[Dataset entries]
::::::::::
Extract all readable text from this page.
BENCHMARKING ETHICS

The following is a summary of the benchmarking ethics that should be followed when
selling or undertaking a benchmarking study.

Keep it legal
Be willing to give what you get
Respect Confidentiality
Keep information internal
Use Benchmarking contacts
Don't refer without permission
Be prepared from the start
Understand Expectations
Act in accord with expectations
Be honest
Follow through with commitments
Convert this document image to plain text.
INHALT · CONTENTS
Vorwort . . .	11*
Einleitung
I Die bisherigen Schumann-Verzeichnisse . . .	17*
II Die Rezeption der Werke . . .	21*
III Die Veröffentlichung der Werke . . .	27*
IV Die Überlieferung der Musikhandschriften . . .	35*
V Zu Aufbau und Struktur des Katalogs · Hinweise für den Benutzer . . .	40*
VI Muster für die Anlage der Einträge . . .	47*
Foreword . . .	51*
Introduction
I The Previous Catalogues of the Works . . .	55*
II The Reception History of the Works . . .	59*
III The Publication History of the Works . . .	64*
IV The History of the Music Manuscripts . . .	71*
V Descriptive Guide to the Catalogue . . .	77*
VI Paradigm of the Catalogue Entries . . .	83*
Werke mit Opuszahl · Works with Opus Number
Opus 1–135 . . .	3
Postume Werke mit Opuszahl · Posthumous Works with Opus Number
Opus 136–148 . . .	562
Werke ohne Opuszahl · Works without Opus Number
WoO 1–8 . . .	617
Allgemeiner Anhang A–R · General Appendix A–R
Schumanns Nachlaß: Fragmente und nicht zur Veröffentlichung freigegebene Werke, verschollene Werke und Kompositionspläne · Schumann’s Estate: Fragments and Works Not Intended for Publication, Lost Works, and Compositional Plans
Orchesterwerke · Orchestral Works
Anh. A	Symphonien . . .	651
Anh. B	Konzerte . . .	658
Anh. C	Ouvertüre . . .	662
::::::::::
*TASK PROMPT:*
Work out how many lines in the records above hold the string "Veröffentlichung", then give only that count.

*RESPONSE TO THE TASK:*
2